### EXERCISE PROMPT
Write the material out again, line by line, exactly as it is.

(Stored data)
——————
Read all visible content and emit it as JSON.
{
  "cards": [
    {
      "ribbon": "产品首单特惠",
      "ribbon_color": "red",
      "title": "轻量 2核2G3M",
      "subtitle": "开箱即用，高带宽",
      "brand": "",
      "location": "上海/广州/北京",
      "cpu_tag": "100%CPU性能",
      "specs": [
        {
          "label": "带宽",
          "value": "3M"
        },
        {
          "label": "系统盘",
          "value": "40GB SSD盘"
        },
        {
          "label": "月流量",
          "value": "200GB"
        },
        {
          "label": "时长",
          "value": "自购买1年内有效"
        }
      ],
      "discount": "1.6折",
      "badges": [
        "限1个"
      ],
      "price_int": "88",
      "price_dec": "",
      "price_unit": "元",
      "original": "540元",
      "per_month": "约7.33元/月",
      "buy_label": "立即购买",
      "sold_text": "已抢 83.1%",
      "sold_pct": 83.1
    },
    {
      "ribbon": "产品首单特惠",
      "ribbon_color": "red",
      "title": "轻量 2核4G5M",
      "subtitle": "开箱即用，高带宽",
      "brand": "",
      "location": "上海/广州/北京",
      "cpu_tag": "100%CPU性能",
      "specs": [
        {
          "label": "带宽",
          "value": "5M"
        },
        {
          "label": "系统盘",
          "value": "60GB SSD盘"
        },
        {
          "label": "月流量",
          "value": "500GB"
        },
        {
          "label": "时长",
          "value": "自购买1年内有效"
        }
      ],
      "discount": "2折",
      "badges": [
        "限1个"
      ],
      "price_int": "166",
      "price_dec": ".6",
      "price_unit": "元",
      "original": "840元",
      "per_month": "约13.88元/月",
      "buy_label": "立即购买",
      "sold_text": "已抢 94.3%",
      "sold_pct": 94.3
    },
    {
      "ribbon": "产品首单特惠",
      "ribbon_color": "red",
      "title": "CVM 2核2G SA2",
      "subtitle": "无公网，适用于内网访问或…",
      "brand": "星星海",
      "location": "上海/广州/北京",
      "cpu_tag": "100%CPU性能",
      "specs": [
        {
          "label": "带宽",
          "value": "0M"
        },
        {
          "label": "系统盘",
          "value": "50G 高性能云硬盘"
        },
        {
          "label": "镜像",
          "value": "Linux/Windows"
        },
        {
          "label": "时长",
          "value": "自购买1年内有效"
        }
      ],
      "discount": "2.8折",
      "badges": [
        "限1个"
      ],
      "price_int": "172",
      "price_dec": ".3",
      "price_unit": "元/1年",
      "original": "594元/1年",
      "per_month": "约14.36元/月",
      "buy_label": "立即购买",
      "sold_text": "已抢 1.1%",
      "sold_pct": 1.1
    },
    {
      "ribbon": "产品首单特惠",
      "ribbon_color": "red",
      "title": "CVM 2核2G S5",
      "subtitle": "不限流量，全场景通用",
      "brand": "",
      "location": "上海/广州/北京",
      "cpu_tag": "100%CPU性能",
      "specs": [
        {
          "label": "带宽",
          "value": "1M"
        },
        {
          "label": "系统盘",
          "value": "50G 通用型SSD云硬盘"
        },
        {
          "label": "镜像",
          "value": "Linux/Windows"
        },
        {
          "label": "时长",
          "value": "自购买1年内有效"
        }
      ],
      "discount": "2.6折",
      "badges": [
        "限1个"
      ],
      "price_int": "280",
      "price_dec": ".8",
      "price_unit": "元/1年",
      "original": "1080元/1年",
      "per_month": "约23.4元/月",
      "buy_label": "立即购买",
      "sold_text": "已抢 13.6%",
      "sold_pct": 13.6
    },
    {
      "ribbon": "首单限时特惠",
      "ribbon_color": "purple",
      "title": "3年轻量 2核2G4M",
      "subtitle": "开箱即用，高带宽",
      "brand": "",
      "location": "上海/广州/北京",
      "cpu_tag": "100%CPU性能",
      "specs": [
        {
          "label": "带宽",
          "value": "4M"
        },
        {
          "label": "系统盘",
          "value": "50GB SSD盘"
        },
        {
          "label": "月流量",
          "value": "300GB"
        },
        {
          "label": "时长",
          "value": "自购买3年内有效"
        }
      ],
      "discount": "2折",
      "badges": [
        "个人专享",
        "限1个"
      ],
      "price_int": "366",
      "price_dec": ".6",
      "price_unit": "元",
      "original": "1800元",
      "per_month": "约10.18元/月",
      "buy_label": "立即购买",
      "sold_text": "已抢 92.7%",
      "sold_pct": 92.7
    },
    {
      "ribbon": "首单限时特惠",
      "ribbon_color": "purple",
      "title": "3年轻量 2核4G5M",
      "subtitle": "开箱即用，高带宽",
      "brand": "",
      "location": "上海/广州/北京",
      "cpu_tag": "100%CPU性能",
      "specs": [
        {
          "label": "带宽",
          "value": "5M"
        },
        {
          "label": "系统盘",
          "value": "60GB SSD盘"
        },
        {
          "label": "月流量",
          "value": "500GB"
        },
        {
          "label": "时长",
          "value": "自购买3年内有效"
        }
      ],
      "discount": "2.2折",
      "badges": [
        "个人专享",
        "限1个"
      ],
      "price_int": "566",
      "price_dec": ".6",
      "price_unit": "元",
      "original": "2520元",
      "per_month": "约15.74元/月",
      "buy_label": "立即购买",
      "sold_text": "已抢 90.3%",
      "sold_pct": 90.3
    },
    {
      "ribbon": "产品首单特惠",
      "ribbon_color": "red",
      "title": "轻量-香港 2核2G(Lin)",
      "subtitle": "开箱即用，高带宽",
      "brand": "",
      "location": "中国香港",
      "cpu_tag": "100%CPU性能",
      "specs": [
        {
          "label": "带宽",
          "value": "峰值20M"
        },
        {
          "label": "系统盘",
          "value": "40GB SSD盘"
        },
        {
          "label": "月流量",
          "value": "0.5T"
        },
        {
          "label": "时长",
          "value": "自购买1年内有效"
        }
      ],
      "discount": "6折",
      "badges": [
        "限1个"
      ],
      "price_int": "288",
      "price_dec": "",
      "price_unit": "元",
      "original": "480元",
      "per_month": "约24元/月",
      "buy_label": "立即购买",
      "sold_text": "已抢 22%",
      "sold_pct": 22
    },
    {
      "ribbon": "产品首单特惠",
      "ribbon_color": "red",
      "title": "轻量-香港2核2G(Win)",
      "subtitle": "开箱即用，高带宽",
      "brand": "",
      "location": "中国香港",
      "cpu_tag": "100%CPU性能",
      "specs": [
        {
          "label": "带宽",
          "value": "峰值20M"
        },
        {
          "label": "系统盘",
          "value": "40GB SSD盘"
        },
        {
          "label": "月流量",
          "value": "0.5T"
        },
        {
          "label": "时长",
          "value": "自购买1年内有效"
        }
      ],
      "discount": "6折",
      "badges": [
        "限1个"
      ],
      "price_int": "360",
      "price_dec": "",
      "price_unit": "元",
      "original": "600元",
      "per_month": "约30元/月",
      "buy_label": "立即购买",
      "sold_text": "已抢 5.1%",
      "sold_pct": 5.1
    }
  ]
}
——————
### THE OUTPUT
Read all visible content and emit it as JSON.
{
  "cards": [
    {
      "ribbon": "产品首单特惠",
      "ribbon_color": "red",
      "title": "轻量 2核2G3M",
      "subtitle": "开箱即用，高带宽",
      "brand": "",
      "location": "上海/广州/北京",
      "cpu_tag": "100%CPU性能",
      "specs": [
        {
          "label": "带宽",
          "value": "3M"
        },
        {
          "label": "系统盘",
          "value": "40GB SSD盘"
        },
        {
          "label": "月流量",
          "value": "200GB"
        },
        {
          "label": "时长",
          "value": "自购买1年内有效"
        }
      ],
      "discount": "1.6折",
      "badges": [
        "限1个"
      ],
      "price_int": "88",
      "price_dec": "",
      "price_unit": "元",
      "original": "540元",
      "per_month": "约7.33元/月",
      "buy_label": "立即购买",
      "sold_text": "已抢 83.1%",
      "sold_pct": 83.1
    },
    {
      "ribbon": "产品首单特惠",
      "ribbon_color": "red",
      "title": "轻量 2核4G5M",
      "subtitle": "开箱即用，高带宽",
      "brand": "",
      "location": "上海/广州/北京",
      "cpu_tag": "100%CPU性能",
      "specs": [
        {
          "label": "带宽",
          "value": "5M"
        },
        {
          "label": "系统盘",
          "value": "60GB SSD盘"
        },
        {
          "label": "月流量",
          "value": "500GB"
        },
        {
          "label": "时长",
          "value": "自购买1年内有效"
        }
      ],
      "discount": "2折",
      "badges": [
        "限1个"
      ],
      "price_int": "166",
      "price_dec": ".6",
      "price_unit": "元",
      "original": "840元",
      "per_month": "约13.88元/月",
      "buy_label": "立即购买",
      "sold_text": "已抢 94.3%",
      "sold_pct": 94.3
    },
    {
      "ribbon": "产品首单特惠",
      "ribbon_color": "red",
      "title": "CVM 2核2G SA2",
      "subtitle": "无公网，适用于内网访问或…",
      "brand": "星星海",
      "location": "上海/广州/北京",
      "cpu_tag": "100%CPU性能",
      "specs": [
        {
          "label": "带宽",
          "value": "0M"
        },
        {
          "label": "系统盘",
          "value": "50G 高性能云硬盘"
        },
        {
          "label": "镜像",
          "value": "Linux/Windows"
        },
        {
          "label": "时长",
          "value": "自购买1年内有效"
        }
      ],
      "discount": "2.8折",
      "badges": [
        "限1个"
      ],
      "price_int": "172",
      "price_dec": ".3",
      "price_unit": "元/1年",
      "original": "594元/1年",
      "per_month": "约14.36元/月",
      "buy_label": "立即购买",
      "sold_text": "已抢 1.1%",
      "sold_pct": 1.1
    },
    {
      "ribbon": "产品首单特惠",
      "ribbon_color": "red",
      "title": "CVM 2核2G S5",
      "subtitle": "不限流量，全场景通用",
      "brand": "",
      "location": "上海/广州/北京",
      "cpu_tag": "100%CPU性能",
      "specs": [
        {
          "label": "带宽",
          "value": "1M"
        },
        {
          "label": "系统盘",
          "value": "50G 通用型SSD云硬盘"
        },
        {
          "label": "镜像",
          "value": "Linux/Windows"
        },
        {
          "label": "时长",
          "value": "自购买1年内有效"
        }
      ],
      "discount": "2.6折",
      "badges": [
        "限1个"
      ],
      "price_int": "280",
      "price_dec": ".8",
      "price_unit": "元/1年",
      "original": "1080元/1年",
      "per_month": "约23.4元/月",
      "buy_label": "立即购买",
      "sold_text": "已抢 13.6%",
      "sold_pct": 13.6
    },
    {
      "ribbon": "首单限时特惠",
      "ribbon_color": "purple",
      "title": "3年轻量 2核2G4M",
      "subtitle": "开箱即用，高带宽",
      "brand": "",
      "location": "上海/广州/北京",
      "cpu_tag": "100%CPU性能",
      "specs": [
        {
          "label": "带宽",
          "value": "4M"
        },
        {
          "label": "系统盘",
          "value": "50GB SSD盘"
        },
        {
          "label": "月流量",
          "value": "300GB"
        },
        {
          "label": "时长",
          "value": "自购买3年内有效"
        }
      ],
      "discount": "2折",
      "badges": [
        "个人专享",
        "限1个"
      ],
      "price_int": "366",
      "price_dec": ".6",
      "price_unit": "元",
      "original": "1800元",
      "per_month": "约10.18元/月",
      "buy_label": "立即购买",
      "sold_text": "已抢 92.7%",
      "sold_pct": 92.7
    },
    {
      "ribbon": "首单限时特惠",
      "ribbon_color": "purple",
      "title": "3年轻量 2核4G5M",
      "subtitle": "开箱即用，高带宽",
      "brand": "",
      "location": "上海/广州/北京",
      "cpu_tag": "100%CPU性能",
      "specs": [
        {
          "label": "带宽",
          "value": "5M"
        },
        {
          "label": "系统盘",
          "value": "60GB SSD盘"
        },
        {
          "label": "月流量",
          "value": "500GB"
        },
        {
          "label": "时长",
          "value": "自购买3年内有效"
        }
      ],
      "discount": "2.2折",
      "badges": [
        "个人专享",
        "限1个"
      ],
      "price_int": "566",
      "price_dec": ".6",
      "price_unit": "元",
      "original": "2520元",
      "per_month": "约15.74元/月",
      "buy_label": "立即购买",
      "sold_text": "已抢 90.3%",
      "sold_pct": 90.3
    },
    {
      "ribbon": "产品首单特惠",
      "ribbon_color": "red",
      "title": "轻量-香港 2核2G(Lin)",
      "subtitle": "开箱即用，高带宽",
      "brand": "",
      "location": "中国香港",
      "cpu_tag": "100%CPU性能",
      "specs": [
        {
          "label": "带宽",
          "value": "峰值20M"
        },
        {
          "label": "系统盘",
          "value": "40GB SSD盘"
        },
        {
          "label": "月流量",
          "value": "0.5T"
        },
        {
          "label": "时长",
          "value": "自购买1年内有效"
        }
      ],
      "discount": "6折",
      "badges": [
        "限1个"
      ],
      "price_int": "288",
      "price_dec": "",
      "price_unit": "元",
      "original": "480元",
      "per_month": "约24元/月",
      "buy_label": "立即购买",
      "sold_text": "已抢 22%",
      "sold_pct": 22
    },
    {
      "ribbon": "产品首单特惠",
      "ribbon_color": "red",
      "title": "轻量-香港2核2G(Win)",
      "subtitle": "开箱即用，高带宽",
      "brand": "",
      "location": "中国香港",
      "cpu_tag": "100%CPU性能",
      "specs": [
        {
          "label": "带宽",
          "value": "峰值20M"
        },
        {
          "label": "系统盘",
          "value": "40GB SSD盘"
        },
        {
          "label": "月流量",
          "value": "0.5T"
        },
        {
          "label": "时长",
          "value": "自购买1年内有效"
        }
      ],
      "discount": "6折",
      "badges": [
        "限1个"
      ],
      "price_int": "360",
      "price_dec": "",
      "price_unit": "元",
      "original": "600元",
      "per_month": "约30元/月",
      "buy_label": "立即购买",
      "sold_text": "已抢 5.1%",
      "sold_pct": 5.1
    }
  ]
}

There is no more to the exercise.